[Items from a data source]
_ _ _ _ _ _ _

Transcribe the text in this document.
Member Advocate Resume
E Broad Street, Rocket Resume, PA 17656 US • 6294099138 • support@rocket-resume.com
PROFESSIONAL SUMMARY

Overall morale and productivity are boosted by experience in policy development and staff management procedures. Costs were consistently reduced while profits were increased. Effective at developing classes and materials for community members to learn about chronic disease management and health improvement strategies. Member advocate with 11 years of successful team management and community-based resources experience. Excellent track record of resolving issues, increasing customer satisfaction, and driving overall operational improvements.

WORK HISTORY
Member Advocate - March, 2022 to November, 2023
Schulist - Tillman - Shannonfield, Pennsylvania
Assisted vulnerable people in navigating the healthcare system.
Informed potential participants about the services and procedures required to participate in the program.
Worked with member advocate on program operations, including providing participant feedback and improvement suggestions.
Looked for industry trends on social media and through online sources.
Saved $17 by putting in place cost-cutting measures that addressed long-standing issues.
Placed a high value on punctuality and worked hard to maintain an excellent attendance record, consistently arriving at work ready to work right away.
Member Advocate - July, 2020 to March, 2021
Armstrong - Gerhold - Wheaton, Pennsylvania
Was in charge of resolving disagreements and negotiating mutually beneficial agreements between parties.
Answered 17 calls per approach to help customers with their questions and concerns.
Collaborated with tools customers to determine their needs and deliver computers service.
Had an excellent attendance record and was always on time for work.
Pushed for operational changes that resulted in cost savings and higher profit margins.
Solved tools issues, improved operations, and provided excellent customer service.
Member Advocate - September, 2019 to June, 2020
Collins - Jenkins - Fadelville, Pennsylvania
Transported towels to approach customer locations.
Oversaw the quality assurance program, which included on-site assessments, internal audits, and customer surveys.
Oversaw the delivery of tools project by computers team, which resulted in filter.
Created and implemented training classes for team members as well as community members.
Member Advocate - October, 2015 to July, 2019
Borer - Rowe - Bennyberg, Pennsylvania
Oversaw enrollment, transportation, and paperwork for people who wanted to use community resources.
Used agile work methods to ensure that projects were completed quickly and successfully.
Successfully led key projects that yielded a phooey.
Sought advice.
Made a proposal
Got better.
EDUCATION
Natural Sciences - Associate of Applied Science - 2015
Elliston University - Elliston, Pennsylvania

_ _ _ _ _ _ _

• **Problem details**: Each line above must be printed exactly as it appears.

• **Result of this exercise**:
Transcribe the text in this document.
Member Advocate Resume
E Broad Street, Rocket Resume, PA 17656 US • 6294099138 • support@rocket-resume.com
PROFESSIONAL SUMMARY

Overall morale and productivity are boosted by experience in policy development and staff management procedures. Costs were consistently reduced while profits were increased. Effective at developing classes and materials for community members to learn about chronic disease management and health improvement strategies. Member advocate with 11 years of successful team management and community-based resources experience. Excellent track record of resolving issues, increasing customer satisfaction, and driving overall operational improvements.

WORK HISTORY
Member Advocate - March, 2022 to November, 2023
Schulist - Tillman - Shannonfield, Pennsylvania
Assisted vulnerable people in navigating the healthcare system.
Informed potential participants about the services and procedures required to participate in the program.
Worked with member advocate on program operations, including providing participant feedback and improvement suggestions.
Looked for industry trends on social media and through online sources.
Saved $17 by putting in place cost-cutting measures that addressed long-standing issues.
Placed a high value on punctuality and worked hard to maintain an excellent attendance record, consistently arriving at work ready to work right away.
Member Advocate - July, 2020 to March, 2021
Armstrong - Gerhold - Wheaton, Pennsylvania
Was in charge of resolving disagreements and negotiating mutually beneficial agreements between parties.
Answered 17 calls per approach to help customers with their questions and concerns.
Collaborated with tools customers to determine their needs and deliver computers service.
Had an excellent attendance record and was always on time for work.
Pushed for operational changes that resulted in cost savings and higher profit margins.
Solved tools issues, improved operations, and provided excellent customer service.
Member Advocate - September, 2019 to June, 2020
Collins - Jenkins - Fadelville, Pennsylvania
Transported towels to approach customer locations.
Oversaw the quality assurance program, which included on-site assessments, internal audits, and customer surveys.
Oversaw the delivery of tools project by computers team, which resulted in filter.
Created and implemented training classes for team members as well as community members.
Member Advocate - October, 2015 to July, 2019
Borer - Rowe - Bennyberg, Pennsylvania
Oversaw enrollment, transportation, and paperwork for people who wanted to use community resources.
Used agile work methods to ensure that projects were completed quickly and successfully.
Successfully led key projects that yielded a phooey.
Sought advice.
Made a proposal
Got better.
EDUCATION
Natural Sciences - Associate of Applied Science - 2015
Elliston University - Elliston, Pennsylvania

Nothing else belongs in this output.